• _The problem_
Copy out the rows below line for line, keeping every character the same.

• _Listed records_
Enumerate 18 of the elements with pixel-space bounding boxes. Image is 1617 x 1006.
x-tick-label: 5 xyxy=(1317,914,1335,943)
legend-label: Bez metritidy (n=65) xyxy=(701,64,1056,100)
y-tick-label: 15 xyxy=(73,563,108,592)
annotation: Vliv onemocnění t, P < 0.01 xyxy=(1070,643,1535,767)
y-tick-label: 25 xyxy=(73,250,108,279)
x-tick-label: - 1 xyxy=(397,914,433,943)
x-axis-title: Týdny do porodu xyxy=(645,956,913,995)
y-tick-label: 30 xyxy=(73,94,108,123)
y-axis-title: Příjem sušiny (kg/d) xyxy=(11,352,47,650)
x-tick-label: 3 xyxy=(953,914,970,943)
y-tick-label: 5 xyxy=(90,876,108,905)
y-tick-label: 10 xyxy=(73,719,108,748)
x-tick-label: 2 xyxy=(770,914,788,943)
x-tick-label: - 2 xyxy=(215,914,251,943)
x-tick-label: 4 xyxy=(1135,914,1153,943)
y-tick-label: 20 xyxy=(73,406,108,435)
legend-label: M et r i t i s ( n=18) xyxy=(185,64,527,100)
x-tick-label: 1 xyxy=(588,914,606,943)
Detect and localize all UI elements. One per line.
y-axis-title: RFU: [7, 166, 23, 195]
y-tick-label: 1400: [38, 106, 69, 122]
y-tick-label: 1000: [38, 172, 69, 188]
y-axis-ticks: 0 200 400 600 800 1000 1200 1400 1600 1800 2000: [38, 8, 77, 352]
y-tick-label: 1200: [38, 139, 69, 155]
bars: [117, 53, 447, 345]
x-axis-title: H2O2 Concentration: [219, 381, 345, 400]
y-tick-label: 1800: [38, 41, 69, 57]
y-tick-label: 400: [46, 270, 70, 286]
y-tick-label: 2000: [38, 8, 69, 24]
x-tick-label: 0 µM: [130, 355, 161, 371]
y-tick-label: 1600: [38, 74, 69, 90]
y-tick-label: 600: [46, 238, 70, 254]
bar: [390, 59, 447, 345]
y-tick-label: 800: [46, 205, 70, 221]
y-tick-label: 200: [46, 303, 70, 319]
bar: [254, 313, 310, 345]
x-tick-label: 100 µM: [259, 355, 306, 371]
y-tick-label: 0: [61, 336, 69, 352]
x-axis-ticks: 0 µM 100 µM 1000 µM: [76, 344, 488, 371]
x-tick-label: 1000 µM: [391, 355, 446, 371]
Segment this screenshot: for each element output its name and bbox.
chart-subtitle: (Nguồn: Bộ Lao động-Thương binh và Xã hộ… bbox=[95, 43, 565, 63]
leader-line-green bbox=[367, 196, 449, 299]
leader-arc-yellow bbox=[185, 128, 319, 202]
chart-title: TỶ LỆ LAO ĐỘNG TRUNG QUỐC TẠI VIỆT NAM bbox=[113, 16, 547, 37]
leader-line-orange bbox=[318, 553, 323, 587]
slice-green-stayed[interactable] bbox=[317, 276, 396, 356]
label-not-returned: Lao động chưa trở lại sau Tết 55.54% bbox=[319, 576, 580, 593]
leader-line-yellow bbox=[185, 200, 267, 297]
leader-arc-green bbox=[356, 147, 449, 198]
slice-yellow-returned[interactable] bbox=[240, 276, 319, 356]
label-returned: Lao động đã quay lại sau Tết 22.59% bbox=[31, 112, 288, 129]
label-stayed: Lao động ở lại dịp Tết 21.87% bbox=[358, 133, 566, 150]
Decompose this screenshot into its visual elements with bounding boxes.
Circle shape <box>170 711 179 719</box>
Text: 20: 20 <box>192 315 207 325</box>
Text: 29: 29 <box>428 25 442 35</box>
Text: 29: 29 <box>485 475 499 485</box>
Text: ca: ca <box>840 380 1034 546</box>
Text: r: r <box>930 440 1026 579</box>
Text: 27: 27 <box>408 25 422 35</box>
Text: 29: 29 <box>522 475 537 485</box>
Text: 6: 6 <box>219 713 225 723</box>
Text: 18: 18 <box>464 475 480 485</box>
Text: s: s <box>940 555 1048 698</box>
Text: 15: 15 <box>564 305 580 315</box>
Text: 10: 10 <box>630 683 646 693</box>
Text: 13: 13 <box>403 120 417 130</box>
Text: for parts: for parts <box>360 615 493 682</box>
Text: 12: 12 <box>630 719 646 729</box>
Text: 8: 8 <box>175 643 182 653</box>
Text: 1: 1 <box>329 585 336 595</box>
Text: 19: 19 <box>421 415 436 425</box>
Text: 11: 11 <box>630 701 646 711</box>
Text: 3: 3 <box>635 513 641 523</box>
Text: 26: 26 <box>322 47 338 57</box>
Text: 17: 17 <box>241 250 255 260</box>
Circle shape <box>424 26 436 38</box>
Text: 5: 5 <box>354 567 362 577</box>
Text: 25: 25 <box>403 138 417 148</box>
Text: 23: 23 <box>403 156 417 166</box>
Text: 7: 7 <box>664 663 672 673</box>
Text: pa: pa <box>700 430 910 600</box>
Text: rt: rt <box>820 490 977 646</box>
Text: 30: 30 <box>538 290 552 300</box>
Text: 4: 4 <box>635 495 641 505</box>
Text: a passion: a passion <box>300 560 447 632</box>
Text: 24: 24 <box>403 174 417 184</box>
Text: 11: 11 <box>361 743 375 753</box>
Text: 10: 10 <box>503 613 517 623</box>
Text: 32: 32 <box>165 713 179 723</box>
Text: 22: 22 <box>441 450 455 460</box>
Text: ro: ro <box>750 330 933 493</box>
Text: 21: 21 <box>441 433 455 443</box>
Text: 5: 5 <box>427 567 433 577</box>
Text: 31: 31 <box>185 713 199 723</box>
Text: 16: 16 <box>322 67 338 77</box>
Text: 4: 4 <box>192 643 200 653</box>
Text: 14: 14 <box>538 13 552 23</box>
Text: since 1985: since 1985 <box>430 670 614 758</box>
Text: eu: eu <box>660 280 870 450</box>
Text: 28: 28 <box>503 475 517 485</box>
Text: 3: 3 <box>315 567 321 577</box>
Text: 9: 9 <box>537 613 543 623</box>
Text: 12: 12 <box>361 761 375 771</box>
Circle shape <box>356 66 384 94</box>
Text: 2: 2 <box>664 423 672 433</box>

• _Output for this exercise_
Enumerate 18 of the elements with pixel-space bounding boxes. Image is 1617 x 1006.
x-tick-label: 5 xyxy=(1317,914,1335,943)
legend-label: Bez metritidy (n=65) xyxy=(701,64,1056,100)
y-tick-label: 15 xyxy=(73,563,108,592)
annotation: Vliv onemocnění t, P < 0.01 xyxy=(1070,643,1535,767)
y-tick-label: 25 xyxy=(73,250,108,279)
x-tick-label: - 1 xyxy=(397,914,433,943)
x-axis-title: Týdny do porodu xyxy=(645,956,913,995)
y-tick-label: 30 xyxy=(73,94,108,123)
y-axis-title: Příjem sušiny (kg/d) xyxy=(11,352,47,650)
x-tick-label: 3 xyxy=(953,914,970,943)
y-tick-label: 5 xyxy=(90,876,108,905)
y-tick-label: 10 xyxy=(73,719,108,748)
x-tick-label: 2 xyxy=(770,914,788,943)
x-tick-label: - 2 xyxy=(215,914,251,943)
x-tick-label: 4 xyxy=(1135,914,1153,943)
y-tick-label: 20 xyxy=(73,406,108,435)
legend-label: M et r i t i s ( n=18) xyxy=(185,64,527,100)
x-tick-label: 1 xyxy=(588,914,606,943)
Detect and localize all UI elements. One per line.
y-axis-title: RFU: [7, 166, 23, 195]
y-tick-label: 1400: [38, 106, 69, 122]
y-tick-label: 1000: [38, 172, 69, 188]
y-axis-ticks: 0 200 400 600 800 1000 1200 1400 1600 1800 2000: [38, 8, 77, 352]
y-tick-label: 1200: [38, 139, 69, 155]
bars: [117, 53, 447, 345]
x-axis-title: H2O2 Concentration: [219, 381, 345, 400]
y-tick-label: 1800: [38, 41, 69, 57]
y-tick-label: 400: [46, 270, 70, 286]
y-tick-label: 2000: [38, 8, 69, 24]
x-tick-label: 0 µM: [130, 355, 161, 371]
y-tick-label: 1600: [38, 74, 69, 90]
y-tick-label: 600: [46, 238, 70, 254]
bar: [390, 59, 447, 345]
y-tick-label: 800: [46, 205, 70, 221]
y-tick-label: 200: [46, 303, 70, 319]
bar: [254, 313, 310, 345]
x-tick-label: 100 µM: [259, 355, 306, 371]
y-tick-label: 0: [61, 336, 69, 352]
x-axis-ticks: 0 µM 100 µM 1000 µM: [76, 344, 488, 371]
x-tick-label: 1000 µM: [391, 355, 446, 371]
Segment this screenshot: for each element output its name and bbox.
chart-subtitle: (Nguồn: Bộ Lao động-Thương binh và Xã hộ… bbox=[95, 43, 565, 63]
leader-line-green bbox=[367, 196, 449, 299]
leader-arc-yellow bbox=[185, 128, 319, 202]
chart-title: TỶ LỆ LAO ĐỘNG TRUNG QUỐC TẠI VIỆT NAM bbox=[113, 16, 547, 37]
leader-line-orange bbox=[318, 553, 323, 587]
slice-green-stayed[interactable] bbox=[317, 276, 396, 356]
label-not-returned: Lao động chưa trở lại sau Tết 55.54% bbox=[319, 576, 580, 593]
leader-line-yellow bbox=[185, 200, 267, 297]
leader-arc-green bbox=[356, 147, 449, 198]
slice-yellow-returned[interactable] bbox=[240, 276, 319, 356]
label-returned: Lao động đã quay lại sau Tết 22.59% bbox=[31, 112, 288, 129]
label-stayed: Lao động ở lại dịp Tết 21.87% bbox=[358, 133, 566, 150]
Decompose this screenshot into its visual elements with bounding boxes.
Circle shape <box>170 711 179 719</box>
Text: 20: 20 <box>192 315 207 325</box>
Text: 29: 29 <box>428 25 442 35</box>
Text: 29: 29 <box>485 475 499 485</box>
Text: ca: ca <box>840 380 1034 546</box>
Text: r: r <box>930 440 1026 579</box>
Text: 27: 27 <box>408 25 422 35</box>
Text: 29: 29 <box>522 475 537 485</box>
Text: 6: 6 <box>219 713 225 723</box>
Text: 18: 18 <box>464 475 480 485</box>
Text: s: s <box>940 555 1048 698</box>
Text: 15: 15 <box>564 305 580 315</box>
Text: 10: 10 <box>630 683 646 693</box>
Text: 13: 13 <box>403 120 417 130</box>
Text: for parts: for parts <box>360 615 493 682</box>
Text: 12: 12 <box>630 719 646 729</box>
Text: 8: 8 <box>175 643 182 653</box>
Text: 1: 1 <box>329 585 336 595</box>
Text: 19: 19 <box>421 415 436 425</box>
Text: 11: 11 <box>630 701 646 711</box>
Text: 3: 3 <box>635 513 641 523</box>
Text: 26: 26 <box>322 47 338 57</box>
Text: 17: 17 <box>241 250 255 260</box>
Circle shape <box>424 26 436 38</box>
Text: 5: 5 <box>354 567 362 577</box>
Text: 25: 25 <box>403 138 417 148</box>
Text: 23: 23 <box>403 156 417 166</box>
Text: 7: 7 <box>664 663 672 673</box>
Text: pa: pa <box>700 430 910 600</box>
Text: rt: rt <box>820 490 977 646</box>
Text: 30: 30 <box>538 290 552 300</box>
Text: 4: 4 <box>635 495 641 505</box>
Text: a passion: a passion <box>300 560 447 632</box>
Text: 24: 24 <box>403 174 417 184</box>
Text: 11: 11 <box>361 743 375 753</box>
Text: 10: 10 <box>503 613 517 623</box>
Text: 32: 32 <box>165 713 179 723</box>
Text: 22: 22 <box>441 450 455 460</box>
Text: ro: ro <box>750 330 933 493</box>
Text: 21: 21 <box>441 433 455 443</box>
Text: 5: 5 <box>427 567 433 577</box>
Text: 31: 31 <box>185 713 199 723</box>
Text: 16: 16 <box>322 67 338 77</box>
Text: 4: 4 <box>192 643 200 653</box>
Text: 14: 14 <box>538 13 552 23</box>
Text: since 1985: since 1985 <box>430 670 614 758</box>
Text: eu: eu <box>660 280 870 450</box>
Text: 28: 28 <box>503 475 517 485</box>
Text: 3: 3 <box>315 567 321 577</box>
Text: 9: 9 <box>537 613 543 623</box>
Text: 12: 12 <box>361 761 375 771</box>
Circle shape <box>356 66 384 94</box>
Text: 2: 2 <box>664 423 672 433</box>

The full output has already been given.